## Your goal
Restate the records that follow word for word; no pictures should appear.

[Dataset records]
-=-=-=-=-
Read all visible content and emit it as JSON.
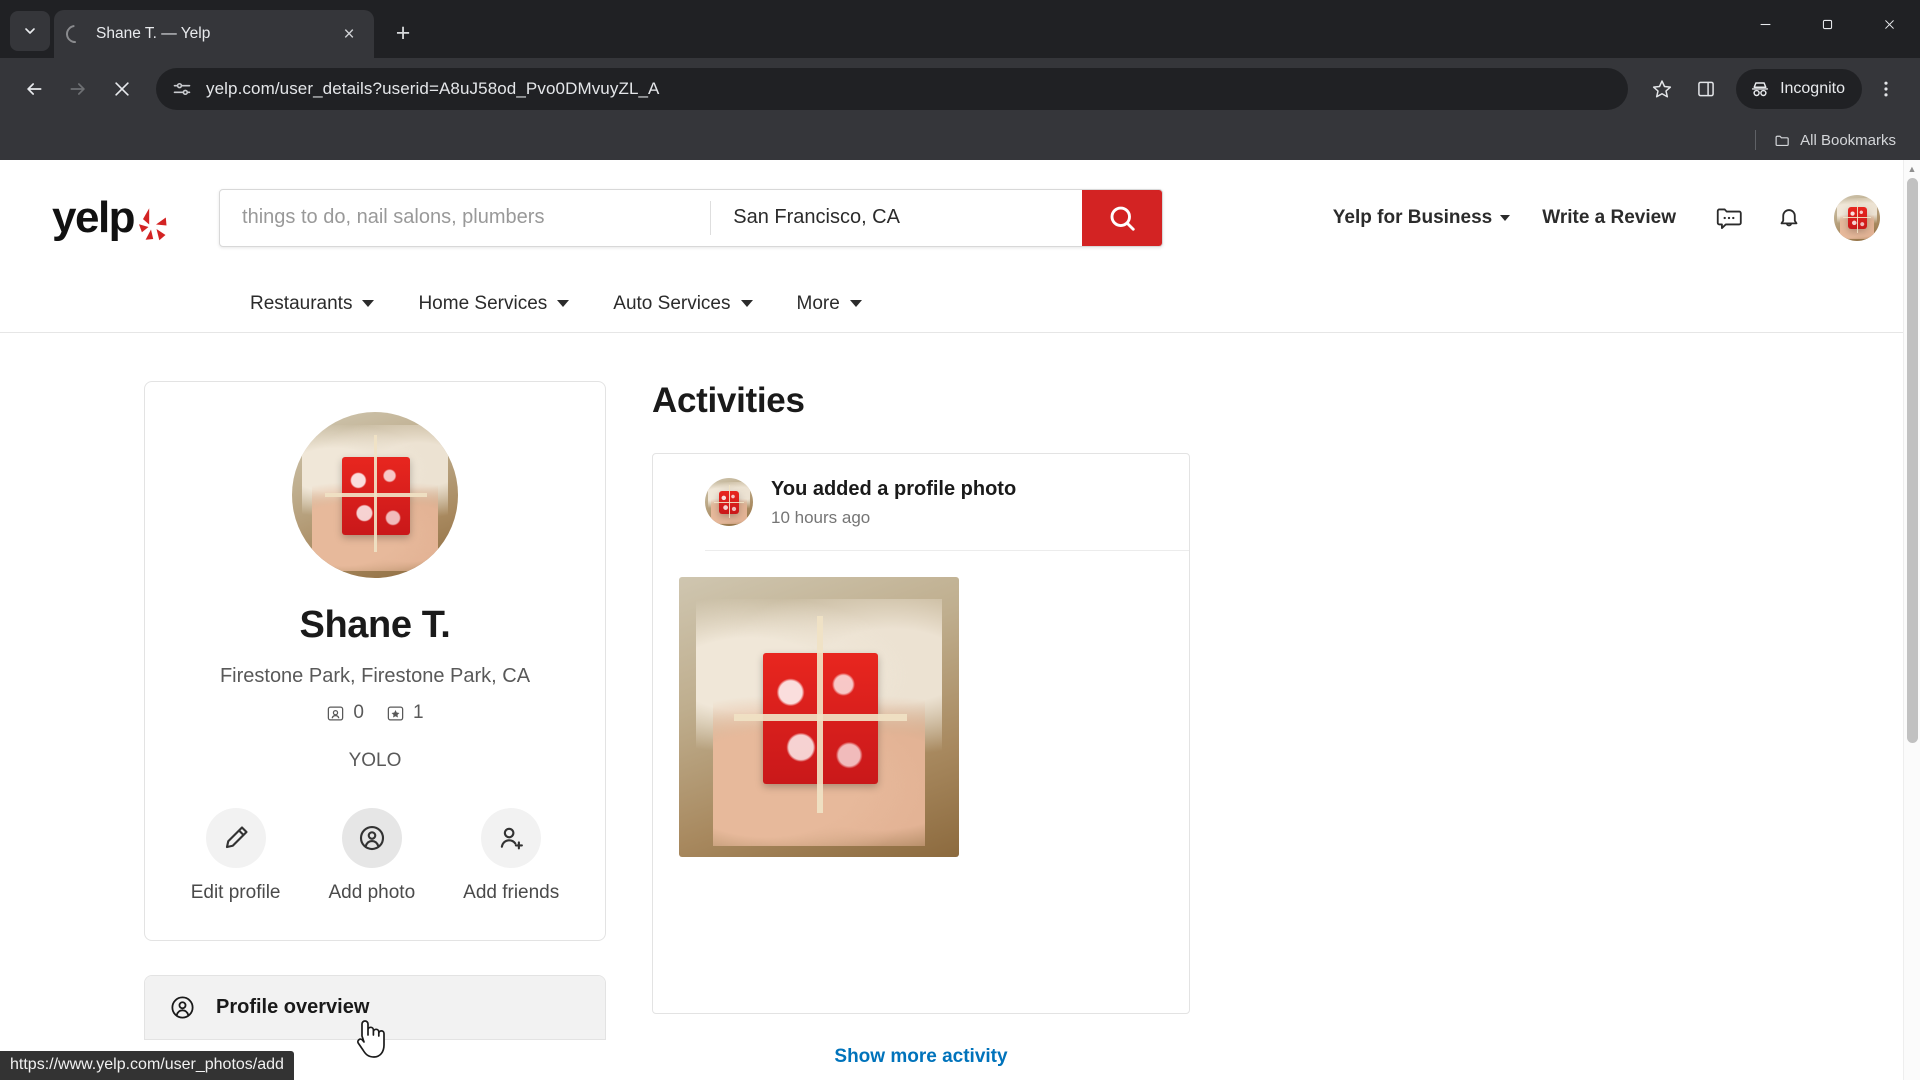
{
  "browser": {
    "tab": {
      "title": "Shane T. — Yelp",
      "loading": true
    },
    "new_tab_label": "+",
    "close_label": "×",
    "url": "yelp.com/user_details?userid=A8uJ58od_Pvo0DMvuyZL_A",
    "incognito_label": "Incognito",
    "bookmarks_label": "All Bookmarks",
    "status_url": "https://www.yelp.com/user_photos/add"
  },
  "header": {
    "logo_text": "yelp",
    "search": {
      "find_value": "",
      "find_placeholder": "things to do, nail salons, plumbers",
      "near_value": "San Francisco, CA",
      "near_placeholder": "San Francisco, CA"
    },
    "links": [
      {
        "label": "Yelp for Business",
        "has_chevron": true
      },
      {
        "label": "Write a Review",
        "has_chevron": false
      }
    ],
    "icons": [
      "messages-icon",
      "notifications-icon",
      "user-avatar"
    ]
  },
  "category_nav": {
    "items": [
      {
        "label": "Restaurants"
      },
      {
        "label": "Home Services"
      },
      {
        "label": "Auto Services"
      },
      {
        "label": "More"
      }
    ]
  },
  "profile": {
    "name": "Shane T.",
    "location": "Firestone Park, Firestone Park, CA",
    "stats": [
      {
        "icon": "friends-icon",
        "value": "0"
      },
      {
        "icon": "reviews-star-icon",
        "value": "1"
      }
    ],
    "tagline": "YOLO",
    "actions": [
      {
        "label": "Edit profile",
        "icon": "pencil-icon",
        "hovered": false
      },
      {
        "label": "Add photo",
        "icon": "add-photo-icon",
        "hovered": true
      },
      {
        "label": "Add friends",
        "icon": "add-friend-icon",
        "hovered": false
      }
    ],
    "nav_items": [
      {
        "label": "Profile overview",
        "icon": "profile-overview-icon",
        "active": true
      }
    ]
  },
  "activities": {
    "title": "Activities",
    "items": [
      {
        "text": "You added a profile photo",
        "time": "10 hours ago",
        "photo": "gift-in-hands-photo"
      }
    ],
    "show_more_label": "Show more activity"
  },
  "colors": {
    "yelp_red": "#d32323",
    "link_blue": "#0073bb",
    "chrome_dark": "#35363a",
    "chrome_darker": "#202124"
  }
}
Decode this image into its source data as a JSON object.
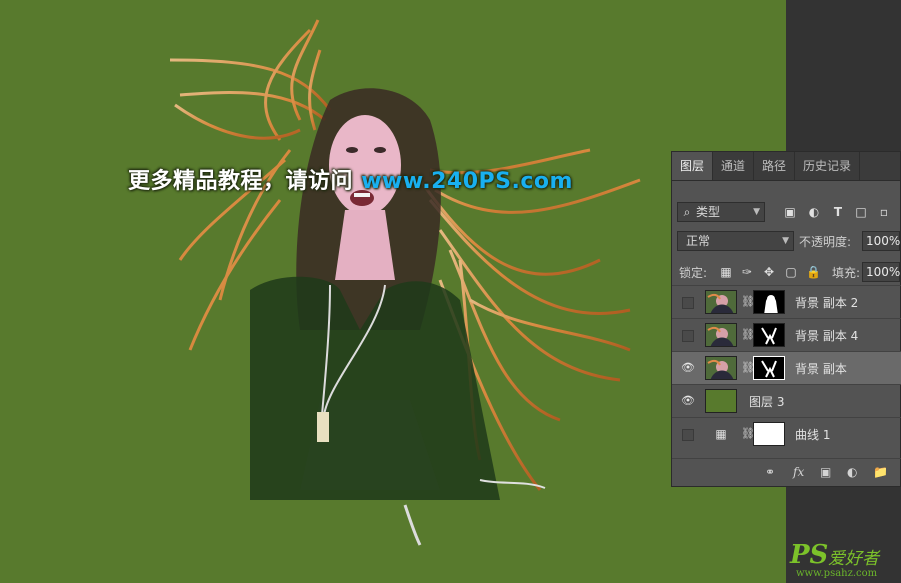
{
  "watermark": {
    "text": "更多精品教程，请访问",
    "url": "www.240PS.com"
  },
  "corner_logo": {
    "ps": "PS",
    "cn": "爱好者",
    "site": "www.psahz.com"
  },
  "panel": {
    "tabs": [
      "图层",
      "通道",
      "路径",
      "历史记录"
    ],
    "active_tab": "图层",
    "filter": {
      "value": "类型"
    },
    "blend_mode": "正常",
    "opacity_label": "不透明度:",
    "opacity_value": "100%",
    "lock_label": "锁定:",
    "fill_label": "填充:",
    "fill_value": "100%",
    "layers": [
      {
        "name": "背景 副本 2",
        "visible": false,
        "selected": false
      },
      {
        "name": "背景 副本 4",
        "visible": false,
        "selected": false
      },
      {
        "name": "背景 副本",
        "visible": true,
        "selected": true
      },
      {
        "name": "图层 3",
        "visible": true,
        "selected": false
      },
      {
        "name": "曲线 1",
        "visible": false,
        "selected": false
      }
    ],
    "colors": {
      "layer3_fill": "#587a2d",
      "canvas_bg": "#587a2d",
      "selected_row": "#6a6a6a"
    }
  }
}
-=-=-=-=-
## Result of this exercise
Read all visible content and emit it as JSON.
{
  "browser": {
    "tab": {
      "title": "Shane T. — Yelp",
      "loading": true
    },
    "new_tab_label": "+",
    "close_label": "×",
    "url": "yelp.com/user_details?userid=A8uJ58od_Pvo0DMvuyZL_A",
    "incognito_label": "Incognito",
    "bookmarks_label": "All Bookmarks",
    "status_url": "https://www.yelp.com/user_photos/add"
  },
  "header": {
    "logo_text": "yelp",
    "search": {
      "find_value": "",
      "find_placeholder": "things to do, nail salons, plumbers",
      "near_value": "San Francisco, CA",
      "near_placeholder": "San Francisco, CA"
    },
    "links": [
      {
        "label": "Yelp for Business",
        "has_chevron": true
      },
      {
        "label": "Write a Review",
        "has_chevron": false
      }
    ],
    "icons": [
      "messages-icon",
      "notifications-icon",
      "user-avatar"
    ]
  },
  "category_nav": {
    "items": [
      {
        "label": "Restaurants"
      },
      {
        "label": "Home Services"
      },
      {
        "label": "Auto Services"
      },
      {
        "label": "More"
      }
    ]
  },
  "profile": {
    "name": "Shane T.",
    "location": "Firestone Park, Firestone Park, CA",
    "stats": [
      {
        "icon": "friends-icon",
        "value": "0"
      },
      {
        "icon": "reviews-star-icon",
        "value": "1"
      }
    ],
    "tagline": "YOLO",
    "actions": [
      {
        "label": "Edit profile",
        "icon": "pencil-icon",
        "hovered": false
      },
      {
        "label": "Add photo",
        "icon": "add-photo-icon",
        "hovered": true
      },
      {
        "label": "Add friends",
        "icon": "add-friend-icon",
        "hovered": false
      }
    ],
    "nav_items": [
      {
        "label": "Profile overview",
        "icon": "profile-overview-icon",
        "active": true
      }
    ]
  },
  "activities": {
    "title": "Activities",
    "items": [
      {
        "text": "You added a profile photo",
        "time": "10 hours ago",
        "photo": "gift-in-hands-photo"
      }
    ],
    "show_more_label": "Show more activity"
  },
  "colors": {
    "yelp_red": "#d32323",
    "link_blue": "#0073bb",
    "chrome_dark": "#35363a",
    "chrome_darker": "#202124"
  }
}
Decode this image into its source data as a JSON object.
{
  "watermark": {
    "text": "更多精品教程，请访问",
    "url": "www.240PS.com"
  },
  "corner_logo": {
    "ps": "PS",
    "cn": "爱好者",
    "site": "www.psahz.com"
  },
  "panel": {
    "tabs": [
      "图层",
      "通道",
      "路径",
      "历史记录"
    ],
    "active_tab": "图层",
    "filter": {
      "value": "类型"
    },
    "blend_mode": "正常",
    "opacity_label": "不透明度:",
    "opacity_value": "100%",
    "lock_label": "锁定:",
    "fill_label": "填充:",
    "fill_value": "100%",
    "layers": [
      {
        "name": "背景 副本 2",
        "visible": false,
        "selected": false
      },
      {
        "name": "背景 副本 4",
        "visible": false,
        "selected": false
      },
      {
        "name": "背景 副本",
        "visible": true,
        "selected": true
      },
      {
        "name": "图层 3",
        "visible": true,
        "selected": false
      },
      {
        "name": "曲线 1",
        "visible": false,
        "selected": false
      }
    ],
    "colors": {
      "layer3_fill": "#587a2d",
      "canvas_bg": "#587a2d",
      "selected_row": "#6a6a6a"
    }
  }
}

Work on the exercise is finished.